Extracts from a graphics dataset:
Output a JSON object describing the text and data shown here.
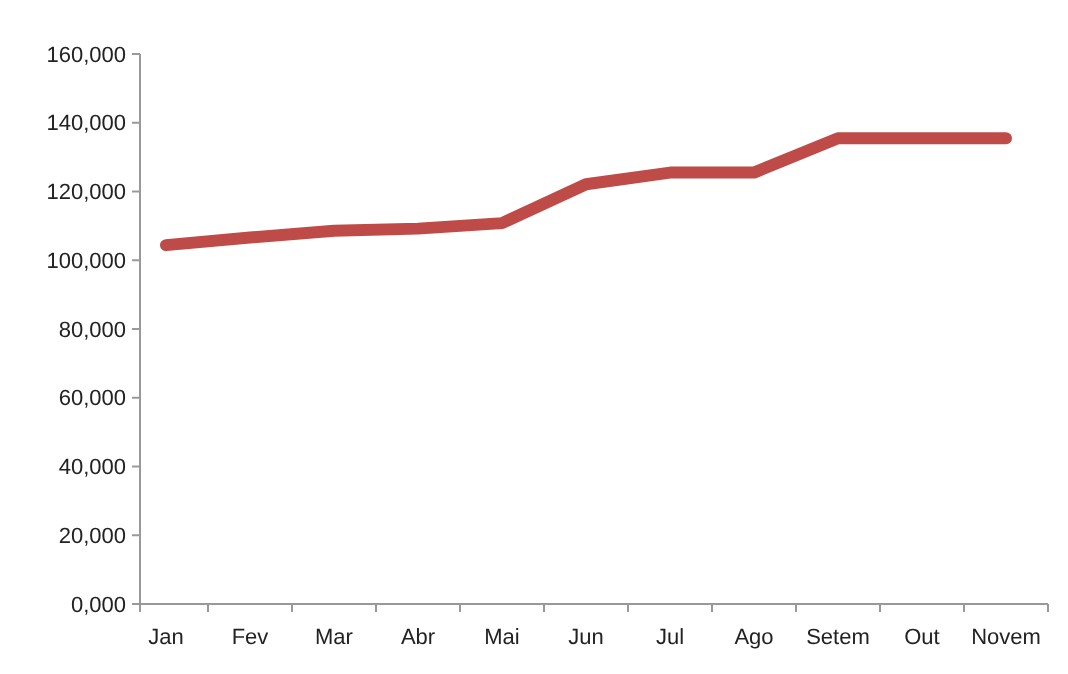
{
  "chart_data": {
    "type": "line",
    "categories": [
      "Jan",
      "Fev",
      "Mar",
      "Abr",
      "Mai",
      "Jun",
      "Jul",
      "Ago",
      "Setem",
      "Out",
      "Novem"
    ],
    "series": [
      {
        "color": "#be4b48",
        "values": [
          104400,
          106600,
          108600,
          109200,
          110800,
          122100,
          125500,
          125500,
          135500,
          135500,
          135500
        ]
      }
    ],
    "ylim": [
      0,
      160000
    ],
    "yticks": [
      {
        "value": 0,
        "label": "0,000"
      },
      {
        "value": 20000,
        "label": "20,000"
      },
      {
        "value": 40000,
        "label": "40,000"
      },
      {
        "value": 60000,
        "label": "60,000"
      },
      {
        "value": 80000,
        "label": "80,000"
      },
      {
        "value": 100000,
        "label": "100,000"
      },
      {
        "value": 120000,
        "label": "120,000"
      },
      {
        "value": 140000,
        "label": "140,000"
      },
      {
        "value": 160000,
        "label": "160,000"
      }
    ],
    "grid": false,
    "marker": "none",
    "line_style": "solid"
  }
}
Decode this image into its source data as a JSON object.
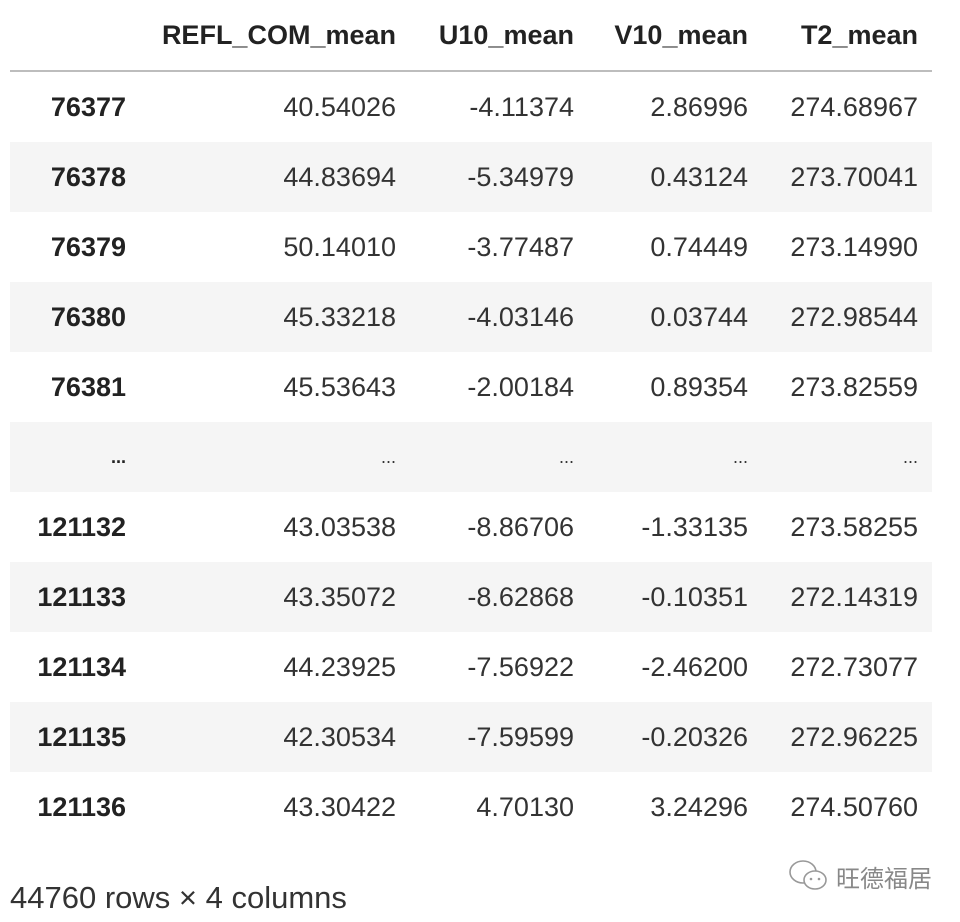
{
  "table": {
    "columns": [
      "",
      "REFL_COM_mean",
      "U10_mean",
      "V10_mean",
      "T2_mean"
    ],
    "rows": [
      {
        "index": "76377",
        "values": [
          "40.54026",
          "-4.11374",
          "2.86996",
          "274.68967"
        ]
      },
      {
        "index": "76378",
        "values": [
          "44.83694",
          "-5.34979",
          "0.43124",
          "273.70041"
        ]
      },
      {
        "index": "76379",
        "values": [
          "50.14010",
          "-3.77487",
          "0.74449",
          "273.14990"
        ]
      },
      {
        "index": "76380",
        "values": [
          "45.33218",
          "-4.03146",
          "0.03744",
          "272.98544"
        ]
      },
      {
        "index": "76381",
        "values": [
          "45.53643",
          "-2.00184",
          "0.89354",
          "273.82559"
        ]
      },
      {
        "index": "...",
        "values": [
          "...",
          "...",
          "...",
          "..."
        ]
      },
      {
        "index": "121132",
        "values": [
          "43.03538",
          "-8.86706",
          "-1.33135",
          "273.58255"
        ]
      },
      {
        "index": "121133",
        "values": [
          "43.35072",
          "-8.62868",
          "-0.10351",
          "272.14319"
        ]
      },
      {
        "index": "121134",
        "values": [
          "44.23925",
          "-7.56922",
          "-2.46200",
          "272.73077"
        ]
      },
      {
        "index": "121135",
        "values": [
          "42.30534",
          "-7.59599",
          "-0.20326",
          "272.96225"
        ]
      },
      {
        "index": "121136",
        "values": [
          "43.30422",
          "4.70130",
          "3.24296",
          "274.50760"
        ]
      }
    ]
  },
  "caption": "44760 rows × 4 columns",
  "watermark": {
    "text": "旺德福居",
    "icon": "wechat-icon"
  }
}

TASK DESCRIPTION: Copy each line exactly, and leave the pictures out of your copy.

WRITTEN SOLUTION:
Output a JSON object describing the text and data shown here.
{
  "chart_data": {
    "type": "line",
    "categories": [
      "Jan",
      "Fev",
      "Mar",
      "Abr",
      "Mai",
      "Jun",
      "Jul",
      "Ago",
      "Setem",
      "Out",
      "Novem"
    ],
    "series": [
      {
        "color": "#be4b48",
        "values": [
          104400,
          106600,
          108600,
          109200,
          110800,
          122100,
          125500,
          125500,
          135500,
          135500,
          135500
        ]
      }
    ],
    "ylim": [
      0,
      160000
    ],
    "yticks": [
      {
        "value": 0,
        "label": "0,000"
      },
      {
        "value": 20000,
        "label": "20,000"
      },
      {
        "value": 40000,
        "label": "40,000"
      },
      {
        "value": 60000,
        "label": "60,000"
      },
      {
        "value": 80000,
        "label": "80,000"
      },
      {
        "value": 100000,
        "label": "100,000"
      },
      {
        "value": 120000,
        "label": "120,000"
      },
      {
        "value": 140000,
        "label": "140,000"
      },
      {
        "value": 160000,
        "label": "160,000"
      }
    ],
    "grid": false,
    "marker": "none",
    "line_style": "solid"
  }
}
Decode this image into its source data as a JSON object.
{
  "table": {
    "columns": [
      "",
      "REFL_COM_mean",
      "U10_mean",
      "V10_mean",
      "T2_mean"
    ],
    "rows": [
      {
        "index": "76377",
        "values": [
          "40.54026",
          "-4.11374",
          "2.86996",
          "274.68967"
        ]
      },
      {
        "index": "76378",
        "values": [
          "44.83694",
          "-5.34979",
          "0.43124",
          "273.70041"
        ]
      },
      {
        "index": "76379",
        "values": [
          "50.14010",
          "-3.77487",
          "0.74449",
          "273.14990"
        ]
      },
      {
        "index": "76380",
        "values": [
          "45.33218",
          "-4.03146",
          "0.03744",
          "272.98544"
        ]
      },
      {
        "index": "76381",
        "values": [
          "45.53643",
          "-2.00184",
          "0.89354",
          "273.82559"
        ]
      },
      {
        "index": "...",
        "values": [
          "...",
          "...",
          "...",
          "..."
        ]
      },
      {
        "index": "121132",
        "values": [
          "43.03538",
          "-8.86706",
          "-1.33135",
          "273.58255"
        ]
      },
      {
        "index": "121133",
        "values": [
          "43.35072",
          "-8.62868",
          "-0.10351",
          "272.14319"
        ]
      },
      {
        "index": "121134",
        "values": [
          "44.23925",
          "-7.56922",
          "-2.46200",
          "272.73077"
        ]
      },
      {
        "index": "121135",
        "values": [
          "42.30534",
          "-7.59599",
          "-0.20326",
          "272.96225"
        ]
      },
      {
        "index": "121136",
        "values": [
          "43.30422",
          "4.70130",
          "3.24296",
          "274.50760"
        ]
      }
    ]
  },
  "caption": "44760 rows × 4 columns",
  "watermark": {
    "text": "旺德福居",
    "icon": "wechat-icon"
  }
}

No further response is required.